= ЦЕЛЬ ЗАДАНИЯ 1 =
Перепишите из текста о «Книгочёте» отрывок без изменений, начиная со слов «Я-то знаю: Захар» и дальше до слов «пиршество всех желающих.».
= ЦЕЛЬ ЗАДАНИЯ 2 =
Ответьте на вопросы по тексту о «Книгочёте»:
(а) В каком году вышла книга «Книгочёт»?
(б) Кто, по словам Прилепина, старается засечь всё важное и новое в литературе?
(в) В какой сфере, по мнению Захара, происходит главное в литературе?

Читательская мышца

1

Писателей в стране, по обыкновению, множество, совсем нередки литературные критики, а вот с читателем — напряжёнка. Именно этим нехитрым парадоксом, а не жанрами и направлениями, определяется сегодняшнее состояние русской литературы.

Ничего страшного, знакомая ситуация взаимного опыления — пусть писатели читают друг дружку, а потом вместе обсуждают прочитанное, в компании с критиками, которые и сами немножечко шьют. В смысле, тоже писатели.

Захар Прилепин в свежей книжке «Книгочёт. Пособие по новейшей литературе с лирическими и саркастическими отступлениями» (М. Астрель, 2012) открывает секрет полишинеля: писатели тоже ни фига не читают.

«Они ж писать любят, а не читать. (…)

Мой давний товарищ и литератор Дмитрий Новиков, что твой поздний Пастернак, объявляет как-то: «Давно не читаю ничего. А смысл? Неинтересно».

(…)

Новиков не одинок — он как раз традиционен. А одиноки, например, Дмитрий Быков или Роман Сенчин, которые стараются засечь всё важное, новое, хоть сколько-нибудь ценное. (…)

Нечитающие люди, если начинают сочинять сами, — относятся с ужасной, строгой, настырной требовательностью к тому, чтоб их немедленно прочли».

Захар Прилепин, надо сказать, вовсе не субъект процесса взаимного опыления. Захар-писатель и Захар-читатель — разные люди. Рискну заметить, они едва знакомы между собой.

Писатель Прилепин, по общему мнению, резок, брутален, бьёт в нерв: он про братву и ментов, войну и пьянку, московский Кремль и русскую провинцию, любовь к революции, детям и рок-н-роллу, ненависть к… Вот тут я, написавший на Прилепина не одну рецензию, вдруг затруднился дефицитом объектов… Но образу крутого парня и это не помешает.

Я-то знаю: Захар всерьёз полагает, будто главное в литературе происходит в сфере не жеста, а языка, и, казалось бы, именно здесь точка соприкосновения Прилепиных — читателя и писателя.

Ан нет. Как раз Захара-читателя интересуют не инструменты, а изделие. Не технология изготовления, но радость потребления. Сей повар приготовил, может, не острое, но общее блюдо. 

Оттого в «Книгочёте» особая интонация. Книжка намеренно и даже чуть избыточно, в стилистико-концептуальном плане, заявлена как простецкая. Своя, так сказать. Благодаря самой личности автора и застольной интонации. Кухонная. Захар словно накрыл стол (поляну — причём в буквальном смысле; на природе — оно воздушней, да и никакой стол такого обилия яств не уместит) и пригласил на своё пиршество всех желающих.  

Вместе с тем, «Книгочёт» — работа многоуровневая. В несколько пластов.

= ПОКАЗАННЫЕ ЗАПИСИ =
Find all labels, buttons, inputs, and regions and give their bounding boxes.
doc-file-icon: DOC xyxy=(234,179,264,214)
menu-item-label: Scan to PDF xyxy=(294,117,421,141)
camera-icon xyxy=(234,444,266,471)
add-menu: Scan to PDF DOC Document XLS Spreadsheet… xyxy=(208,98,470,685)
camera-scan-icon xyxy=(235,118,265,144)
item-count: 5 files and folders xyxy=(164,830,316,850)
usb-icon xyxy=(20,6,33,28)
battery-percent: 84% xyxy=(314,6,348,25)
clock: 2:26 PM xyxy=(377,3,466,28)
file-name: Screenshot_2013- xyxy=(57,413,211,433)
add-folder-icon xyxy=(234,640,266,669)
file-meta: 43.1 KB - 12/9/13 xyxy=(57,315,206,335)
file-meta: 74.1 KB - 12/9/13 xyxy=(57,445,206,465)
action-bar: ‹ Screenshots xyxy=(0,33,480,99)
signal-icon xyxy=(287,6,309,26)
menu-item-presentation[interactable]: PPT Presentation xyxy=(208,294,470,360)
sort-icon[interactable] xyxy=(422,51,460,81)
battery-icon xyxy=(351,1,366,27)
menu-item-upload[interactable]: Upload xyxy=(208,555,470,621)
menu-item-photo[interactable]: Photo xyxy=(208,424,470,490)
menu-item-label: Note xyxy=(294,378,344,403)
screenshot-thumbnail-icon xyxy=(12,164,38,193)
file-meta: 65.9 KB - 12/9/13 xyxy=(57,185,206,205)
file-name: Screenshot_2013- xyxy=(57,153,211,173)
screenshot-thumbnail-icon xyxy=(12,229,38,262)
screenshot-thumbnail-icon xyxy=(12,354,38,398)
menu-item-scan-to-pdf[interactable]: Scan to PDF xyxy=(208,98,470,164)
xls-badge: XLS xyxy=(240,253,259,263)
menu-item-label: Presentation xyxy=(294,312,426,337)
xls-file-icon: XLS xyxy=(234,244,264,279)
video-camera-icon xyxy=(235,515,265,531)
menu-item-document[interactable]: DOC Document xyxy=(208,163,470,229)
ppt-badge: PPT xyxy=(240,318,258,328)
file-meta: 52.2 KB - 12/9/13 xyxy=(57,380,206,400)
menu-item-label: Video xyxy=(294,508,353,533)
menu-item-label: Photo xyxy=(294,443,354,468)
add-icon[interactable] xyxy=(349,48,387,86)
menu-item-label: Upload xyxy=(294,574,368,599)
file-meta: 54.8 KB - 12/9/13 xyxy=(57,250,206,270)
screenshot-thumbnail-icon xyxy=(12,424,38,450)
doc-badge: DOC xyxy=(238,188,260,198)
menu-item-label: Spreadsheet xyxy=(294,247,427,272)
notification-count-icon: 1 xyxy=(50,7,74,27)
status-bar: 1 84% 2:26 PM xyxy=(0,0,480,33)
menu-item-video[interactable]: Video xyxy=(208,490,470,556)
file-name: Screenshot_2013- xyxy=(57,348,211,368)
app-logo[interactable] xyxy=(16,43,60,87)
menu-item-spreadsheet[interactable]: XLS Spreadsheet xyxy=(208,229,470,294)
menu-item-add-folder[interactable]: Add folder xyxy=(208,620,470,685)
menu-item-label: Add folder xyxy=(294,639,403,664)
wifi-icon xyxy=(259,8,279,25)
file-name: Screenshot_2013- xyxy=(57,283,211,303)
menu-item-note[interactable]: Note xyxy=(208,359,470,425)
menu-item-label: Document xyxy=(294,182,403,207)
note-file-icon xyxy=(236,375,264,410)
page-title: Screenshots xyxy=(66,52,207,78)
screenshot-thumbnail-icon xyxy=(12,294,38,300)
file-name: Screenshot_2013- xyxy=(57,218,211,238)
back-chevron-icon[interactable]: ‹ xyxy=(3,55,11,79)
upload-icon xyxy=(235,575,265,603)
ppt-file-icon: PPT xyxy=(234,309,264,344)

= РЕЗУЛЬТАТ 1 =
Я-то знаю: Захар всерьёз полагает, будто главное в литературе происходит в сфере не жеста, а языка, и, казалось бы, именно здесь точка соприкосновения Прилепиных — читателя и писателя.

Ан нет. Как раз Захара-читателя интересуют не инструменты, а изделие. Не технология изготовления, но радость потребления. Сей повар приготовил, может, не острое, но общее блюдо. 

Оттого в «Книгочёте» особая интонация. Книжка намеренно и даже чуть избыточно, в стилистико-концептуальном плане, заявлена как простецкая. Своя, так сказать. Благодаря самой личности автора и застольной интонации. Кухонная. Захар словно накрыл стол (поляну — причём в буквальном смысле; на природе — оно воздушней, да и никакой стол такого обилия яств не уместит) и пригласил на своё пиршество всех желающих.

= РЕЗУЛЬТАТ 2 =
(а) В 2012 году.
(б) Дмитрий Быков и Роман Сенчин.
(в) В сфере языка, а не жеста.